**YOUR TASK**
Only lines holding the string "title" are wanted; copy each one from the material.
*-*-*
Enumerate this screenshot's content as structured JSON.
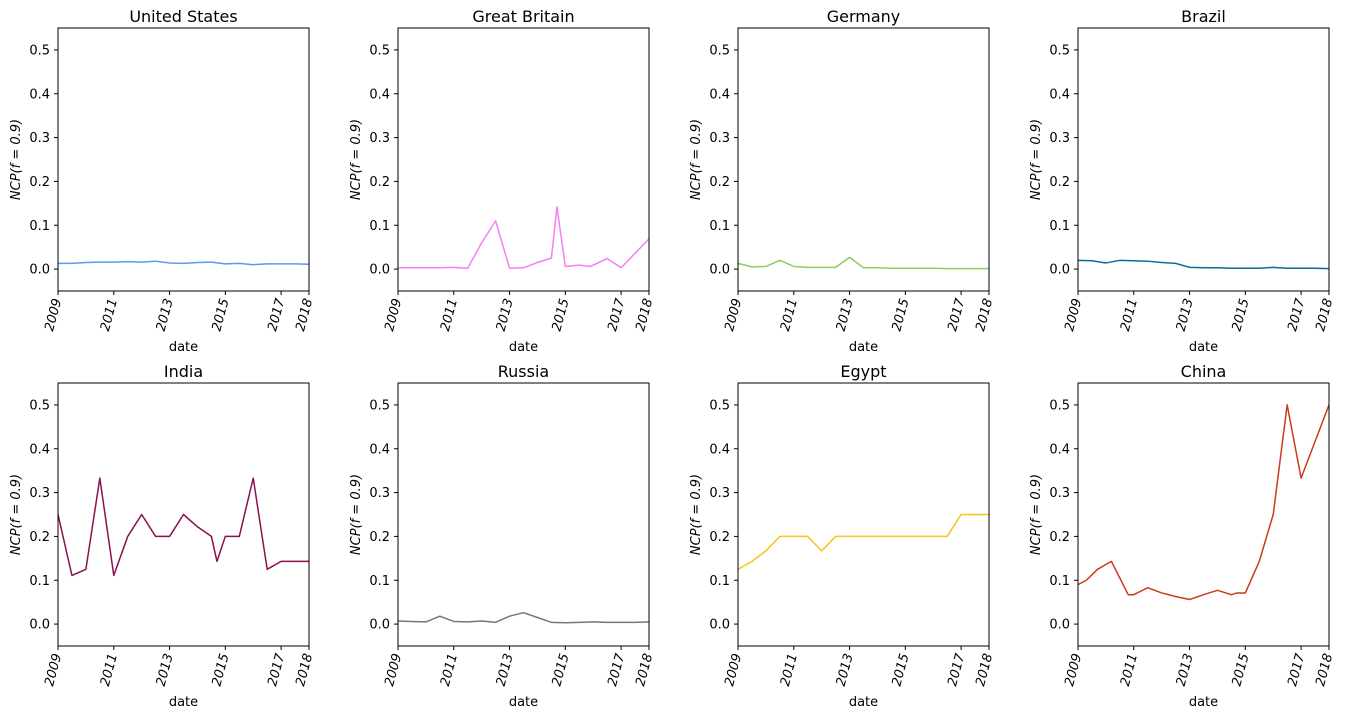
{
  "chart_data": [
    {
      "type": "line",
      "title": "United States",
      "xlabel": "date",
      "ylabel": "NCP(f = 0.9)",
      "color": "#5b9bea",
      "ylim": [
        -0.05,
        0.55
      ],
      "yticks": [
        0.0,
        0.1,
        0.2,
        0.3,
        0.4,
        0.5
      ],
      "ytick_labels": [
        "0.0",
        "0.1",
        "0.2",
        "0.3",
        "0.4",
        "0.5"
      ],
      "xlim": [
        2009,
        2018
      ],
      "xticks": [
        2009,
        2011,
        2013,
        2015,
        2017,
        2018
      ],
      "xtick_labels": [
        "2009",
        "2011",
        "2013",
        "2015",
        "2017",
        "2018"
      ],
      "x": [
        2009,
        2009.5,
        2010,
        2010.5,
        2011,
        2011.5,
        2012,
        2012.5,
        2013,
        2013.5,
        2014,
        2014.5,
        2015,
        2015.5,
        2016,
        2016.5,
        2017,
        2017.5,
        2018
      ],
      "y": [
        0.013,
        0.013,
        0.015,
        0.016,
        0.016,
        0.017,
        0.016,
        0.018,
        0.014,
        0.013,
        0.015,
        0.016,
        0.012,
        0.013,
        0.01,
        0.012,
        0.012,
        0.012,
        0.011
      ]
    },
    {
      "type": "line",
      "title": "Great Britain",
      "xlabel": "date",
      "ylabel": "NCP(f = 0.9)",
      "color": "#f67ef6",
      "ylim": [
        -0.05,
        0.55
      ],
      "yticks": [
        0.0,
        0.1,
        0.2,
        0.3,
        0.4,
        0.5
      ],
      "ytick_labels": [
        "0.0",
        "0.1",
        "0.2",
        "0.3",
        "0.4",
        "0.5"
      ],
      "xlim": [
        2009,
        2018
      ],
      "xticks": [
        2009,
        2011,
        2013,
        2015,
        2017,
        2018
      ],
      "xtick_labels": [
        "2009",
        "2011",
        "2013",
        "2015",
        "2017",
        "2018"
      ],
      "x": [
        2009,
        2009.5,
        2010,
        2010.5,
        2011,
        2011.5,
        2012,
        2012.5,
        2013,
        2013.5,
        2014,
        2014.5,
        2014.7,
        2015,
        2015.5,
        2015.9,
        2016.5,
        2017,
        2018
      ],
      "y": [
        0.003,
        0.003,
        0.003,
        0.003,
        0.004,
        0.002,
        0.06,
        0.11,
        0.002,
        0.003,
        0.015,
        0.025,
        0.142,
        0.006,
        0.009,
        0.006,
        0.024,
        0.003,
        0.069
      ]
    },
    {
      "type": "line",
      "title": "Germany",
      "xlabel": "date",
      "ylabel": "NCP(f = 0.9)",
      "color": "#8fcc5a",
      "ylim": [
        -0.05,
        0.55
      ],
      "yticks": [
        0.0,
        0.1,
        0.2,
        0.3,
        0.4,
        0.5
      ],
      "ytick_labels": [
        "0.0",
        "0.1",
        "0.2",
        "0.3",
        "0.4",
        "0.5"
      ],
      "xlim": [
        2009,
        2018
      ],
      "xticks": [
        2009,
        2011,
        2013,
        2015,
        2017,
        2018
      ],
      "xtick_labels": [
        "2009",
        "2011",
        "2013",
        "2015",
        "2017",
        "2018"
      ],
      "x": [
        2009,
        2009.5,
        2010,
        2010.5,
        2011,
        2011.5,
        2012,
        2012.5,
        2013,
        2013.5,
        2014,
        2014.5,
        2015,
        2015.5,
        2016,
        2016.5,
        2017,
        2017.5,
        2018
      ],
      "y": [
        0.013,
        0.005,
        0.006,
        0.02,
        0.006,
        0.004,
        0.004,
        0.004,
        0.027,
        0.003,
        0.003,
        0.002,
        0.002,
        0.002,
        0.002,
        0.001,
        0.001,
        0.001,
        0.001
      ]
    },
    {
      "type": "line",
      "title": "Brazil",
      "xlabel": "date",
      "ylabel": "NCP(f = 0.9)",
      "color": "#0b6e99",
      "ylim": [
        -0.05,
        0.55
      ],
      "yticks": [
        0.0,
        0.1,
        0.2,
        0.3,
        0.4,
        0.5
      ],
      "ytick_labels": [
        "0.0",
        "0.1",
        "0.2",
        "0.3",
        "0.4",
        "0.5"
      ],
      "xlim": [
        2009,
        2018
      ],
      "xticks": [
        2009,
        2011,
        2013,
        2015,
        2017,
        2018
      ],
      "xtick_labels": [
        "2009",
        "2011",
        "2013",
        "2015",
        "2017",
        "2018"
      ],
      "x": [
        2009,
        2009.5,
        2010,
        2010.5,
        2011,
        2011.5,
        2012,
        2012.5,
        2013,
        2013.5,
        2014,
        2014.5,
        2015,
        2015.5,
        2016,
        2016.5,
        2017,
        2017.5,
        2018
      ],
      "y": [
        0.02,
        0.019,
        0.014,
        0.02,
        0.019,
        0.018,
        0.015,
        0.013,
        0.004,
        0.003,
        0.003,
        0.002,
        0.002,
        0.002,
        0.004,
        0.002,
        0.002,
        0.002,
        0.001
      ]
    },
    {
      "type": "line",
      "title": "India",
      "xlabel": "date",
      "ylabel": "NCP(f = 0.9)",
      "color": "#8b1050",
      "ylim": [
        -0.05,
        0.55
      ],
      "yticks": [
        0.0,
        0.1,
        0.2,
        0.3,
        0.4,
        0.5
      ],
      "ytick_labels": [
        "0.0",
        "0.1",
        "0.2",
        "0.3",
        "0.4",
        "0.5"
      ],
      "xlim": [
        2009,
        2018
      ],
      "xticks": [
        2009,
        2011,
        2013,
        2015,
        2017,
        2018
      ],
      "xtick_labels": [
        "2009",
        "2011",
        "2013",
        "2015",
        "2017",
        "2018"
      ],
      "x": [
        2009,
        2009.5,
        2010,
        2010.5,
        2011,
        2011.5,
        2012,
        2012.5,
        2013,
        2013.5,
        2014,
        2014.5,
        2014.7,
        2015,
        2015.5,
        2016,
        2016.5,
        2017,
        2018
      ],
      "y": [
        0.25,
        0.111,
        0.125,
        0.333,
        0.111,
        0.2,
        0.25,
        0.2,
        0.2,
        0.25,
        0.222,
        0.2,
        0.143,
        0.2,
        0.2,
        0.333,
        0.125,
        0.143,
        0.143
      ]
    },
    {
      "type": "line",
      "title": "Russia",
      "xlabel": "date",
      "ylabel": "NCP(f = 0.9)",
      "color": "#6e7a76",
      "ylim": [
        -0.05,
        0.55
      ],
      "yticks": [
        0.0,
        0.1,
        0.2,
        0.3,
        0.4,
        0.5
      ],
      "ytick_labels": [
        "0.0",
        "0.1",
        "0.2",
        "0.3",
        "0.4",
        "0.5"
      ],
      "xlim": [
        2009,
        2018
      ],
      "xticks": [
        2009,
        2011,
        2013,
        2015,
        2017,
        2018
      ],
      "xtick_labels": [
        "2009",
        "2011",
        "2013",
        "2015",
        "2017",
        "2018"
      ],
      "x": [
        2009,
        2009.5,
        2010,
        2010.5,
        2011,
        2011.5,
        2012,
        2012.5,
        2013,
        2013.5,
        2014,
        2014.5,
        2015,
        2015.5,
        2016,
        2016.5,
        2017,
        2017.5,
        2018
      ],
      "y": [
        0.007,
        0.006,
        0.005,
        0.018,
        0.006,
        0.005,
        0.007,
        0.004,
        0.018,
        0.026,
        0.015,
        0.004,
        0.003,
        0.004,
        0.005,
        0.004,
        0.004,
        0.004,
        0.005
      ]
    },
    {
      "type": "line",
      "title": "Egypt",
      "xlabel": "date",
      "ylabel": "NCP(f = 0.9)",
      "color": "#f5c518",
      "ylim": [
        -0.05,
        0.55
      ],
      "yticks": [
        0.0,
        0.1,
        0.2,
        0.3,
        0.4,
        0.5
      ],
      "ytick_labels": [
        "0.0",
        "0.1",
        "0.2",
        "0.3",
        "0.4",
        "0.5"
      ],
      "xlim": [
        2009,
        2018
      ],
      "xticks": [
        2009,
        2011,
        2013,
        2015,
        2017,
        2018
      ],
      "xtick_labels": [
        "2009",
        "2011",
        "2013",
        "2015",
        "2017",
        "2018"
      ],
      "x": [
        2009,
        2009.5,
        2010,
        2010.5,
        2011,
        2011.5,
        2012,
        2012.5,
        2013,
        2013.5,
        2014,
        2014.5,
        2015,
        2015.5,
        2016,
        2016.5,
        2017,
        2017.5,
        2018
      ],
      "y": [
        0.125,
        0.143,
        0.167,
        0.2,
        0.2,
        0.2,
        0.167,
        0.2,
        0.2,
        0.2,
        0.2,
        0.2,
        0.2,
        0.2,
        0.2,
        0.2,
        0.25,
        0.25,
        0.25
      ]
    },
    {
      "type": "line",
      "title": "China",
      "xlabel": "date",
      "ylabel": "NCP(f = 0.9)",
      "color": "#cc3a1a",
      "ylim": [
        -0.05,
        0.55
      ],
      "yticks": [
        0.0,
        0.1,
        0.2,
        0.3,
        0.4,
        0.5
      ],
      "ytick_labels": [
        "0.0",
        "0.1",
        "0.2",
        "0.3",
        "0.4",
        "0.5"
      ],
      "xlim": [
        2009,
        2018
      ],
      "xticks": [
        2009,
        2011,
        2013,
        2015,
        2017,
        2018
      ],
      "xtick_labels": [
        "2009",
        "2011",
        "2013",
        "2015",
        "2017",
        "2018"
      ],
      "x": [
        2009,
        2009.3,
        2009.7,
        2010.2,
        2010.8,
        2011,
        2011.5,
        2012,
        2012.5,
        2013,
        2013.5,
        2014,
        2014.5,
        2014.7,
        2015,
        2015.5,
        2016,
        2016.5,
        2017,
        2018
      ],
      "y": [
        0.09,
        0.1,
        0.125,
        0.143,
        0.067,
        0.067,
        0.083,
        0.071,
        0.063,
        0.056,
        0.067,
        0.077,
        0.067,
        0.071,
        0.071,
        0.143,
        0.25,
        0.5,
        0.333,
        0.5
      ]
    }
  ]
}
*-*-*
**EXPECTED ANSWER**
      "title": "United States",
      "title": "Great Britain",
      "title": "Germany",
      "title": "Brazil",
      "title": "India",
      "title": "Russia",
      "title": "Egypt",
      "title": "China",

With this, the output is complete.